══ Records for processing ══

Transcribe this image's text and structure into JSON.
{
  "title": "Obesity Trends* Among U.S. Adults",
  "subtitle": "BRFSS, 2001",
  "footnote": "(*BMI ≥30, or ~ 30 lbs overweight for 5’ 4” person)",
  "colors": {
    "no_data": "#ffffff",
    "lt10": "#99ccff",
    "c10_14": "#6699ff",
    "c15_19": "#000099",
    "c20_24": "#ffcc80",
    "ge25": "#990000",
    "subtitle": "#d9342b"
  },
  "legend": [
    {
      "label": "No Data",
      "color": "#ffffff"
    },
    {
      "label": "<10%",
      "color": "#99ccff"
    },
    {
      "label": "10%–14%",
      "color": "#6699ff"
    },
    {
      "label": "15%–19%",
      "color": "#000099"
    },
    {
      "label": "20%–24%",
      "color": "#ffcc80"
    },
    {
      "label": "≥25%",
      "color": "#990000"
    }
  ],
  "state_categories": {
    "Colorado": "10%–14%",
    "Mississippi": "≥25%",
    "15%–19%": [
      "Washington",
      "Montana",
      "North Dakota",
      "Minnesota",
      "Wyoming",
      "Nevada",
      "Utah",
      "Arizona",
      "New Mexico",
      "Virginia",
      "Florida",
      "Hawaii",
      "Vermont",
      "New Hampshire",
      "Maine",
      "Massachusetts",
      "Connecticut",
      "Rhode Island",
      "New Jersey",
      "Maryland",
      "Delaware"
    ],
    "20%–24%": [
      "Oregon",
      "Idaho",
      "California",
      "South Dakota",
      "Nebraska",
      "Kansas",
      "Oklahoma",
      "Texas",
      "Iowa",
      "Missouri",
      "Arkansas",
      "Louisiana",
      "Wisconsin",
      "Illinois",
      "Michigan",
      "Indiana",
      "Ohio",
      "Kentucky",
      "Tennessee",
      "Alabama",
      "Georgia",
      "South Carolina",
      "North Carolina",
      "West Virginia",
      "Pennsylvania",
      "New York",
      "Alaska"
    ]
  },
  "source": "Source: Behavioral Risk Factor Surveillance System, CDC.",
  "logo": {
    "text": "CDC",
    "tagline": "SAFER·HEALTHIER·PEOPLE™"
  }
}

═══

* Given instruction
Print all of the entries again, exactly as written.

* Problem solution
Transcribe this image's text and structure into JSON.
{
  "title": "Obesity Trends* Among U.S. Adults",
  "subtitle": "BRFSS, 2001",
  "footnote": "(*BMI ≥30, or ~ 30 lbs overweight for 5’ 4” person)",
  "colors": {
    "no_data": "#ffffff",
    "lt10": "#99ccff",
    "c10_14": "#6699ff",
    "c15_19": "#000099",
    "c20_24": "#ffcc80",
    "ge25": "#990000",
    "subtitle": "#d9342b"
  },
  "legend": [
    {
      "label": "No Data",
      "color": "#ffffff"
    },
    {
      "label": "<10%",
      "color": "#99ccff"
    },
    {
      "label": "10%–14%",
      "color": "#6699ff"
    },
    {
      "label": "15%–19%",
      "color": "#000099"
    },
    {
      "label": "20%–24%",
      "color": "#ffcc80"
    },
    {
      "label": "≥25%",
      "color": "#990000"
    }
  ],
  "state_categories": {
    "Colorado": "10%–14%",
    "Mississippi": "≥25%",
    "15%–19%": [
      "Washington",
      "Montana",
      "North Dakota",
      "Minnesota",
      "Wyoming",
      "Nevada",
      "Utah",
      "Arizona",
      "New Mexico",
      "Virginia",
      "Florida",
      "Hawaii",
      "Vermont",
      "New Hampshire",
      "Maine",
      "Massachusetts",
      "Connecticut",
      "Rhode Island",
      "New Jersey",
      "Maryland",
      "Delaware"
    ],
    "20%–24%": [
      "Oregon",
      "Idaho",
      "California",
      "South Dakota",
      "Nebraska",
      "Kansas",
      "Oklahoma",
      "Texas",
      "Iowa",
      "Missouri",
      "Arkansas",
      "Louisiana",
      "Wisconsin",
      "Illinois",
      "Michigan",
      "Indiana",
      "Ohio",
      "Kentucky",
      "Tennessee",
      "Alabama",
      "Georgia",
      "South Carolina",
      "North Carolina",
      "West Virginia",
      "Pennsylvania",
      "New York",
      "Alaska"
    ]
  },
  "source": "Source: Behavioral Risk Factor Surveillance System, CDC.",
  "logo": {
    "text": "CDC",
    "tagline": "SAFER·HEALTHIER·PEOPLE™"
  }
}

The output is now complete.